Text excerpt:
AI now, and the Future

Lately, I’ve been seeing a lot of headlines that make it feel like AI is slipping into some kind of sci-fi dystopia. Articles claiming it’s going rogue, people spiraling into fear, and a whole lot of misunderstanding being passed around like fact.

I get it. AI sounds scary when you don’t know what’s actually happening behind the scenes. But as someone who’s been building an AI-powered wellness app for the past year, I want to offer another perspective. One that’s not based in panic, but in reality.

AI isn’t magic. It’s not a person. It’s not sentient, or scheming, or trying to take over your job or your life. It’s math, language patterns, and code. And like any tool, what matters most is how it’s used and who is using it.

When I started building Unfold Daily, I didn’t see AI as something to fear. I saw it as a way to make self-reflection more accessible. To help people journal, check in with themselves, and feel supported, even on the days when talking to another human feels too hard. That’s the kind of AI I believe in. The kind that’s thoughtful, personal, and here to help, not to manipulate or mislead.

Why the Headlines Are Misleading

A lot of the fear lately comes from media stories that leave out important context. For example, that now-viral story about AI “going rogue” came from a controlled stress test in a research environment. It wasn’t a real-world app, and no one was harmed. But once the story hits the public, it turns into something unrecognizable. Headlines run with the most extreme angle, and the public is left thinking AI is one step away from turning on us.

It’s important to ask: Who benefits from that fear? What is the actual source of the behavior being described? And more often than not, the truth is far less dramatic than the headline.

What AI Can’t Do

Let’s be clear about a few things AI still can’t do:

  • It can’t think or feel. It doesn’t have emotions, beliefs, or intentions.

  • It doesn’t act on its own. Every action comes from a prompt or command given by a human.

  • It doesn’t understand context the way we do. It recognizes patterns, not meaning.

  • It can’t replace real human care, creativity, or ethics.

Yes, it’s powerful. But it’s also limited by the way it was built, trained, and deployed.

Choose Curiosity Over Fear

Instead of being afraid of every new AI headline, I hope more people choose to ask questions, learn how these systems actually work, and understand what they can and can’t do. Fear doesn’t move us forward. Education does.

I’m not saying we shouldn’t be careful. We absolutely should. But we should also give space to the other side of AI — the one that helps people, builds things, and makes hard days just a little bit easier.

That’s the AI I’ve been building with. And I think that story deserves to be told too. people should want to keep up with this its gonna change the world and lives for the better in the words of Sam Altman “The ground is shaking”.

Data entries:
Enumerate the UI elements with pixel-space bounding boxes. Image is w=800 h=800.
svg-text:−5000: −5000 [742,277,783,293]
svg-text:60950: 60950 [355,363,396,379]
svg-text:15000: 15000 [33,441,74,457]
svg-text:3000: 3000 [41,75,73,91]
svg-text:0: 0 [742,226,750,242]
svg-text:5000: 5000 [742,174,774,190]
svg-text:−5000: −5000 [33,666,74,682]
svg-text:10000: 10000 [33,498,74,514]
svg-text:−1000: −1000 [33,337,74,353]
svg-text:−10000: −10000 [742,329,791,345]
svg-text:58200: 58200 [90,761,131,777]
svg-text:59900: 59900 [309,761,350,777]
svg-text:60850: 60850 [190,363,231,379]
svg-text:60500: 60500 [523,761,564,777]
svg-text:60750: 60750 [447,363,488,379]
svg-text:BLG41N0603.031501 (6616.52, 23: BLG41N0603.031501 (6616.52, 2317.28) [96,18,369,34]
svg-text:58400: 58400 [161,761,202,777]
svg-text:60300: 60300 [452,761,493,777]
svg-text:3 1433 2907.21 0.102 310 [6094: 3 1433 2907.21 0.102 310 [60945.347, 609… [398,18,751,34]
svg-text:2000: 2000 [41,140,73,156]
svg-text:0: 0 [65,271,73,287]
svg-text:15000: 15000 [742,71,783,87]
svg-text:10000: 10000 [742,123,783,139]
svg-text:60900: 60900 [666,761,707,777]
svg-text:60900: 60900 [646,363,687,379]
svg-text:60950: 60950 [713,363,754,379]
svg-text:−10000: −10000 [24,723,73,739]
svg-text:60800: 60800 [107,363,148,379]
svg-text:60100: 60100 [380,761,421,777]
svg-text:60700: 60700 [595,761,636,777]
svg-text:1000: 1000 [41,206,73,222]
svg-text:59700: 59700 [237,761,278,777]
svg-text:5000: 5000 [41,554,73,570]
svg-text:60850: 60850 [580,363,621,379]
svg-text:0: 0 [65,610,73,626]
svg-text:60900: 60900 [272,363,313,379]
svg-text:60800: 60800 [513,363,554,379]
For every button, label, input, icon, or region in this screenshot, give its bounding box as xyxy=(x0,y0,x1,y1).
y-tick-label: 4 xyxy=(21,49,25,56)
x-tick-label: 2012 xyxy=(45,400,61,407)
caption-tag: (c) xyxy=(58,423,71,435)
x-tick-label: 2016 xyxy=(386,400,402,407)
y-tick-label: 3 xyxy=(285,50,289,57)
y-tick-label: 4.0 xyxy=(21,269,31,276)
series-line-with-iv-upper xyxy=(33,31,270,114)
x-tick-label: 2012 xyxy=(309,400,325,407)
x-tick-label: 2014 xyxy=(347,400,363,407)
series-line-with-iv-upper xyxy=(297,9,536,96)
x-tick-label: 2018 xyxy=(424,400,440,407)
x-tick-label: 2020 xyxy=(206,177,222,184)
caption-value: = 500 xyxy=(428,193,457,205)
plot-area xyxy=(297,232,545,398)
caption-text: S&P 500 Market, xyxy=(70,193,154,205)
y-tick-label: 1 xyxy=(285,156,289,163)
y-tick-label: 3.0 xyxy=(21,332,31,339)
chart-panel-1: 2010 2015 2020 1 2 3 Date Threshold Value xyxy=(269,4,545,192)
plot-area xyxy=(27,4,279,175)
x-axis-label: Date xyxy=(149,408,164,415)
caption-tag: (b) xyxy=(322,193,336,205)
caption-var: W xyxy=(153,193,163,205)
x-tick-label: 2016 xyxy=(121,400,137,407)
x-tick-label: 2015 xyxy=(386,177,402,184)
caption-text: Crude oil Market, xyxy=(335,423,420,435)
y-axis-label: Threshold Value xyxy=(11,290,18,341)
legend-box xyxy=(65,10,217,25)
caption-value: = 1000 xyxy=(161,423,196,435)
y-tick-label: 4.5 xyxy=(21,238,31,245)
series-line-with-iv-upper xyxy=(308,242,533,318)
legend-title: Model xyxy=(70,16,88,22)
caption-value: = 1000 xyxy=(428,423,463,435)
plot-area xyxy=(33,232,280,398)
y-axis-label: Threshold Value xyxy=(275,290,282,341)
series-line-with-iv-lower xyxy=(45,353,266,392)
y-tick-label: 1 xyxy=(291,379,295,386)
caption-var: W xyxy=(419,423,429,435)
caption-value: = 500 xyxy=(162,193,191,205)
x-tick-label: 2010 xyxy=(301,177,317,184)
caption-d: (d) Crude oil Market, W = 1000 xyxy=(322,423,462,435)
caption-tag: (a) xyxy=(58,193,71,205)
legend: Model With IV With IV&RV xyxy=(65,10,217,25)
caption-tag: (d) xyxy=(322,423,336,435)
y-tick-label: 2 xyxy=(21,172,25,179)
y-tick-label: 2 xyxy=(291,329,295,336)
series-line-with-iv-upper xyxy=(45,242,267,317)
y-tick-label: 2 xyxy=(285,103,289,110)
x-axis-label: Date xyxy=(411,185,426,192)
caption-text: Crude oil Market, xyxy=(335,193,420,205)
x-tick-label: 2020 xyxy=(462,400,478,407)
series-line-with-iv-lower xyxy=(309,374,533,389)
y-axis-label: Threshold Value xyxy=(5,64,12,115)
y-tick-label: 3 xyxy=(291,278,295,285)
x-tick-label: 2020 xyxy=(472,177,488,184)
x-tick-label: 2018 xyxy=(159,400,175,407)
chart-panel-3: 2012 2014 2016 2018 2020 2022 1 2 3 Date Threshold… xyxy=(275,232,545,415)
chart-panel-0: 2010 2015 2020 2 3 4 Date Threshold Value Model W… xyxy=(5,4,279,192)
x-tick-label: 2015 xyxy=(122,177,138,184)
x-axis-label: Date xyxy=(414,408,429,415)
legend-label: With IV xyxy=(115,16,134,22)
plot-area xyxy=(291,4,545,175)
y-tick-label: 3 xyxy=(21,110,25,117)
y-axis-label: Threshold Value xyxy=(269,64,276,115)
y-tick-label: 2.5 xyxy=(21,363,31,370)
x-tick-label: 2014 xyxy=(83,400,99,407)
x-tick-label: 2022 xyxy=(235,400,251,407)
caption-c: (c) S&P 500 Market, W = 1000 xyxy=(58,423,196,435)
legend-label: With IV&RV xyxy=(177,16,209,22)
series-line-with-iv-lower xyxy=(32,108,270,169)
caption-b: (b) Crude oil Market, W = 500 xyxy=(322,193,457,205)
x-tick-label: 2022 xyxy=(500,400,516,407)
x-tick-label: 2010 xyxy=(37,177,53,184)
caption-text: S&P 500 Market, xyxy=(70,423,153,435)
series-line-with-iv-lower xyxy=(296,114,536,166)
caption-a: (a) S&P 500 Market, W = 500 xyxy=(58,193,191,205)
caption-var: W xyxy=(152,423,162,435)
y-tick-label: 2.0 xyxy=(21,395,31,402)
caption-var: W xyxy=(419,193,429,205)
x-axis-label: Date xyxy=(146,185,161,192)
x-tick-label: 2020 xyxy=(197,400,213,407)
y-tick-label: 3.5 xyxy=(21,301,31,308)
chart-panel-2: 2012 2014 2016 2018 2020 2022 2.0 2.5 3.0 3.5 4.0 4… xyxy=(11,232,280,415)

Task to carry out: Above the material is a blog post about AI and the fear around it. Write out its text from "Lately, I’ve been" up to and including "but in reality.", unchanged.

Output for this task:
Lately, I’ve been seeing a lot of headlines that make it feel like AI is slipping into some kind of sci-fi dystopia. Articles claiming it’s going rogue, people spiraling into fear, and a whole lot of misunderstanding being passed around like fact.

I get it. AI sounds scary when you don’t know what’s actually happening behind the scenes. But as someone who’s been building an AI-powered wellness app for the past year, I want to offer another perspective. One that’s not based in panic, but in reality.